- Saved entries -
──────────────────────────────
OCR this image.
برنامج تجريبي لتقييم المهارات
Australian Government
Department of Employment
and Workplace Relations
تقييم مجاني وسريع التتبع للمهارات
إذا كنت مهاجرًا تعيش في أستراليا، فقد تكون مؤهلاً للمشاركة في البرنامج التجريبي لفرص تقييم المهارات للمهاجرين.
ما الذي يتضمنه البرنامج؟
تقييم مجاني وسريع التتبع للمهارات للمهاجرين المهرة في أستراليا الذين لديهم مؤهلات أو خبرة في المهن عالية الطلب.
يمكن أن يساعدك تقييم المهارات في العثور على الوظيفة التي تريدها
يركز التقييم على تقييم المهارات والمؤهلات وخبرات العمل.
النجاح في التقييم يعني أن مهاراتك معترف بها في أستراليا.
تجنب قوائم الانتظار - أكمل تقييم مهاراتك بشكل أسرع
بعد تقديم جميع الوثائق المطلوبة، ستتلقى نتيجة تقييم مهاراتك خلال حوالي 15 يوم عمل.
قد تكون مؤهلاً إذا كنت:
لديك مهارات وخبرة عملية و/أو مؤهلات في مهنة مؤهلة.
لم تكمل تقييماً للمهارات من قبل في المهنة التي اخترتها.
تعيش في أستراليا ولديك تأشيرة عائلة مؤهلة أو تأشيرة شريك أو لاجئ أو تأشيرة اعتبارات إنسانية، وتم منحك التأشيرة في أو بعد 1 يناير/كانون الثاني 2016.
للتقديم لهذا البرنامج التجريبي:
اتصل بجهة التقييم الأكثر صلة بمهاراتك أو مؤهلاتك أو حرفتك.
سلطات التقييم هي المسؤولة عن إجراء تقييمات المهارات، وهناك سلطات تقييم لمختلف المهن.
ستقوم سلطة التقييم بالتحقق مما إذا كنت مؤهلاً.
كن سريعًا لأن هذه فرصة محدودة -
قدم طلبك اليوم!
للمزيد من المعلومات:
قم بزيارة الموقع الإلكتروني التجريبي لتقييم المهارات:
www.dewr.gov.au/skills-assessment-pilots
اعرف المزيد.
──────────────────────────────
- Exercise requirements -
Copy every line verbatim.

- Completed task -
OCR this image.
برنامج تجريبي لتقييم المهارات
Australian Government
Department of Employment
and Workplace Relations
تقييم مجاني وسريع التتبع للمهارات
إذا كنت مهاجرًا تعيش في أستراليا، فقد تكون مؤهلاً للمشاركة في البرنامج التجريبي لفرص تقييم المهارات للمهاجرين.
ما الذي يتضمنه البرنامج؟
تقييم مجاني وسريع التتبع للمهارات للمهاجرين المهرة في أستراليا الذين لديهم مؤهلات أو خبرة في المهن عالية الطلب.
يمكن أن يساعدك تقييم المهارات في العثور على الوظيفة التي تريدها
يركز التقييم على تقييم المهارات والمؤهلات وخبرات العمل.
النجاح في التقييم يعني أن مهاراتك معترف بها في أستراليا.
تجنب قوائم الانتظار - أكمل تقييم مهاراتك بشكل أسرع
بعد تقديم جميع الوثائق المطلوبة، ستتلقى نتيجة تقييم مهاراتك خلال حوالي 15 يوم عمل.
قد تكون مؤهلاً إذا كنت:
لديك مهارات وخبرة عملية و/أو مؤهلات في مهنة مؤهلة.
لم تكمل تقييماً للمهارات من قبل في المهنة التي اخترتها.
تعيش في أستراليا ولديك تأشيرة عائلة مؤهلة أو تأشيرة شريك أو لاجئ أو تأشيرة اعتبارات إنسانية، وتم منحك التأشيرة في أو بعد 1 يناير/كانون الثاني 2016.
للتقديم لهذا البرنامج التجريبي:
اتصل بجهة التقييم الأكثر صلة بمهاراتك أو مؤهلاتك أو حرفتك.
سلطات التقييم هي المسؤولة عن إجراء تقييمات المهارات، وهناك سلطات تقييم لمختلف المهن.
ستقوم سلطة التقييم بالتحقق مما إذا كنت مؤهلاً.
كن سريعًا لأن هذه فرصة محدودة -
قدم طلبك اليوم!
للمزيد من المعلومات:
قم بزيارة الموقع الإلكتروني التجريبي لتقييم المهارات:
www.dewr.gov.au/skills-assessment-pilots
اعرف المزيد.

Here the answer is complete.